- [Objective]: Filter the lines below, copying only those with the string "zuständig".

— start of Records for the task —

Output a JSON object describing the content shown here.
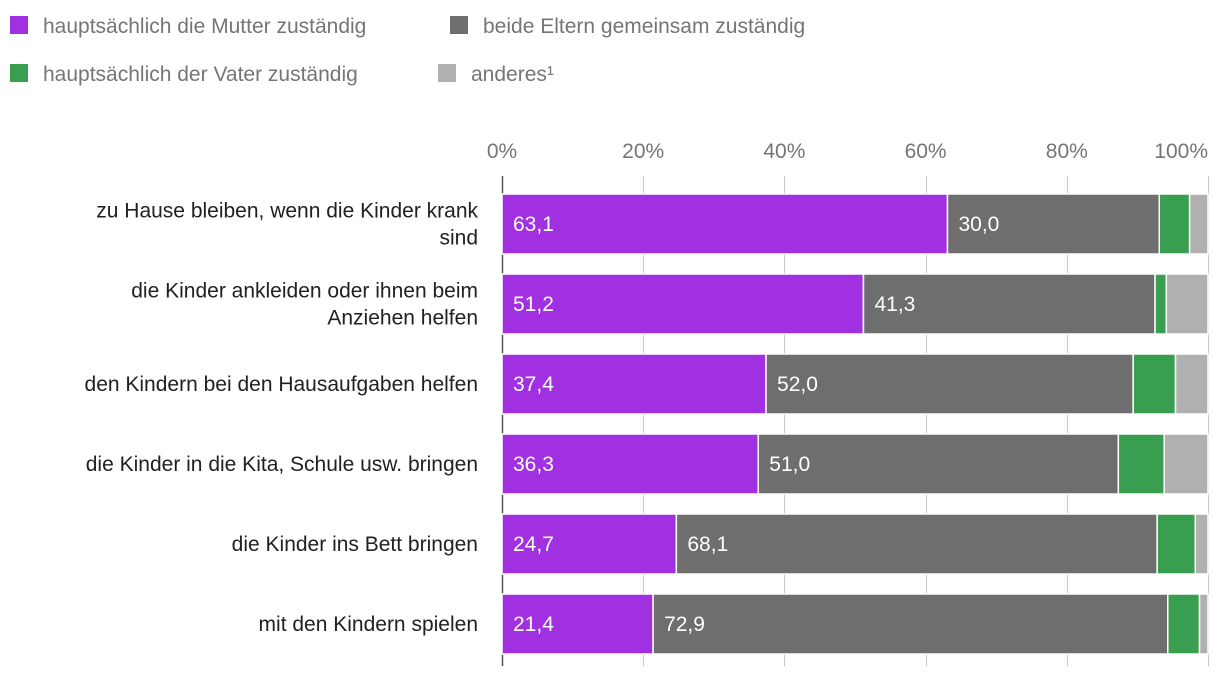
{
  "chart_data": {
    "type": "bar",
    "orientation": "horizontal",
    "stacked": true,
    "xlim": [
      0,
      100
    ],
    "ticks": [
      0,
      20,
      40,
      60,
      80,
      100
    ],
    "tick_labels": [
      "0%",
      "20%",
      "40%",
      "60%",
      "80%",
      "100%"
    ],
    "grid": true,
    "legend_position": "top-left",
    "categories": [
      [
        "zu Hause bleiben, wenn die Kinder krank",
        "sind"
      ],
      [
        "die Kinder ankleiden oder ihnen beim",
        "Anziehen helfen"
      ],
      [
        "den Kindern bei den Hausaufgaben helfen"
      ],
      [
        "die Kinder in die Kita, Schule usw. bringen"
      ],
      [
        "die Kinder ins Bett bringen"
      ],
      [
        "mit den Kindern spielen"
      ]
    ],
    "series": [
      {
        "name": "hauptsächlich die Mutter zuständig",
        "color": "#a030e0",
        "values": [
          63.1,
          51.2,
          37.4,
          36.3,
          24.7,
          21.4
        ],
        "labels": [
          "63,1",
          "51,2",
          "37,4",
          "36,3",
          "24,7",
          "21,4"
        ]
      },
      {
        "name": "beide Eltern gemeinsam zuständig",
        "color": "#6e6e6e",
        "values": [
          30.0,
          41.3,
          52.0,
          51.0,
          68.1,
          72.9
        ],
        "labels": [
          "30,0",
          "41,3",
          "52,0",
          "51,0",
          "68,1",
          "72,9"
        ]
      },
      {
        "name": "hauptsächlich der Vater zuständig",
        "color": "#3a9e50",
        "values": [
          4.3,
          1.6,
          6.0,
          6.5,
          5.4,
          4.5
        ],
        "labels": []
      },
      {
        "name": "anderes¹",
        "color": "#b0b0b0",
        "values": [
          2.6,
          5.9,
          4.6,
          6.2,
          1.8,
          1.2
        ],
        "labels": []
      }
    ],
    "legend_order": [
      0,
      1,
      2,
      3
    ]
  }
}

— end of Records for the task —

- [Finished answer]:
        "name": "hauptsächlich die Mutter zuständig",
        "name": "beide Eltern gemeinsam zuständig",
        "name": "hauptsächlich der Vater zuständig",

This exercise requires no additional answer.